Exercise description: Restate each of the lines below word for word and drop every picture.

Extracted information:
╭──

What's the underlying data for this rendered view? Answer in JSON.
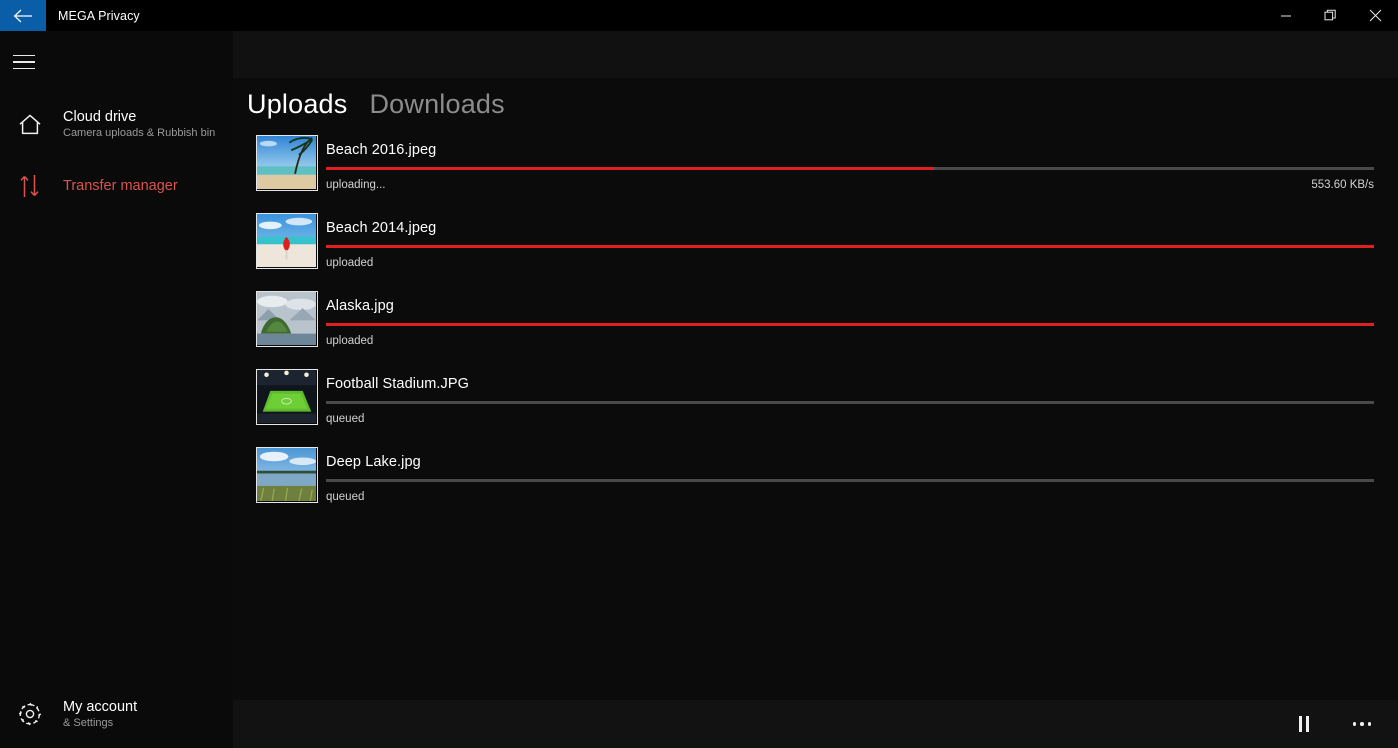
{
  "window": {
    "title": "MEGA Privacy",
    "back_icon": "back-arrow-icon",
    "minimize_label": "─",
    "maximize_label": "❐",
    "close_label": "✕"
  },
  "sidebar": {
    "menu_icon": "hamburger-menu-icon",
    "items": [
      {
        "id": "cloud-drive",
        "icon": "home-icon",
        "title": "Cloud drive",
        "subtitle": "Camera uploads & Rubbish bin",
        "active": false
      },
      {
        "id": "transfer-manager",
        "icon": "transfer-arrows-icon",
        "title": "Transfer manager",
        "subtitle": "",
        "active": true
      }
    ],
    "account": {
      "icon": "gear-icon",
      "title": "My account",
      "subtitle": "& Settings"
    }
  },
  "main": {
    "tabs": [
      {
        "label": "Uploads",
        "active": true
      },
      {
        "label": "Downloads",
        "active": false
      }
    ],
    "transfers": [
      {
        "name": "Beach 2016.jpeg",
        "status": "uploading...",
        "speed": "553.60 KB/s",
        "progress": 58,
        "thumb": "beach-palm-thumbnail"
      },
      {
        "name": "Beach 2014.jpeg",
        "status": "uploaded",
        "speed": "",
        "progress": 100,
        "thumb": "beach-umbrella-thumbnail"
      },
      {
        "name": "Alaska.jpg",
        "status": "uploaded",
        "speed": "",
        "progress": 100,
        "thumb": "alaska-island-thumbnail"
      },
      {
        "name": "Football Stadium.JPG",
        "status": "queued",
        "speed": "",
        "progress": 0,
        "thumb": "stadium-thumbnail"
      },
      {
        "name": "Deep Lake.jpg",
        "status": "queued",
        "speed": "",
        "progress": 0,
        "thumb": "lake-thumbnail"
      }
    ]
  },
  "commandbar": {
    "pause_icon": "pause-icon",
    "more_icon": "more-options-icon"
  },
  "colors": {
    "accent_red": "#e02020",
    "accent_blue": "#0a5ea8",
    "track_gray": "#4a4a4a",
    "panel_bg": "#0b0b0b"
  }
}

╰──

Expected output:
What's the underlying data for this rendered view? Answer in JSON.
{
  "window": {
    "title": "MEGA Privacy",
    "back_icon": "back-arrow-icon",
    "minimize_label": "─",
    "maximize_label": "❐",
    "close_label": "✕"
  },
  "sidebar": {
    "menu_icon": "hamburger-menu-icon",
    "items": [
      {
        "id": "cloud-drive",
        "icon": "home-icon",
        "title": "Cloud drive",
        "subtitle": "Camera uploads & Rubbish bin",
        "active": false
      },
      {
        "id": "transfer-manager",
        "icon": "transfer-arrows-icon",
        "title": "Transfer manager",
        "subtitle": "",
        "active": true
      }
    ],
    "account": {
      "icon": "gear-icon",
      "title": "My account",
      "subtitle": "& Settings"
    }
  },
  "main": {
    "tabs": [
      {
        "label": "Uploads",
        "active": true
      },
      {
        "label": "Downloads",
        "active": false
      }
    ],
    "transfers": [
      {
        "name": "Beach 2016.jpeg",
        "status": "uploading...",
        "speed": "553.60 KB/s",
        "progress": 58,
        "thumb": "beach-palm-thumbnail"
      },
      {
        "name": "Beach 2014.jpeg",
        "status": "uploaded",
        "speed": "",
        "progress": 100,
        "thumb": "beach-umbrella-thumbnail"
      },
      {
        "name": "Alaska.jpg",
        "status": "uploaded",
        "speed": "",
        "progress": 100,
        "thumb": "alaska-island-thumbnail"
      },
      {
        "name": "Football Stadium.JPG",
        "status": "queued",
        "speed": "",
        "progress": 0,
        "thumb": "stadium-thumbnail"
      },
      {
        "name": "Deep Lake.jpg",
        "status": "queued",
        "speed": "",
        "progress": 0,
        "thumb": "lake-thumbnail"
      }
    ]
  },
  "commandbar": {
    "pause_icon": "pause-icon",
    "more_icon": "more-options-icon"
  },
  "colors": {
    "accent_red": "#e02020",
    "accent_blue": "#0a5ea8",
    "track_gray": "#4a4a4a",
    "panel_bg": "#0b0b0b"
  }
}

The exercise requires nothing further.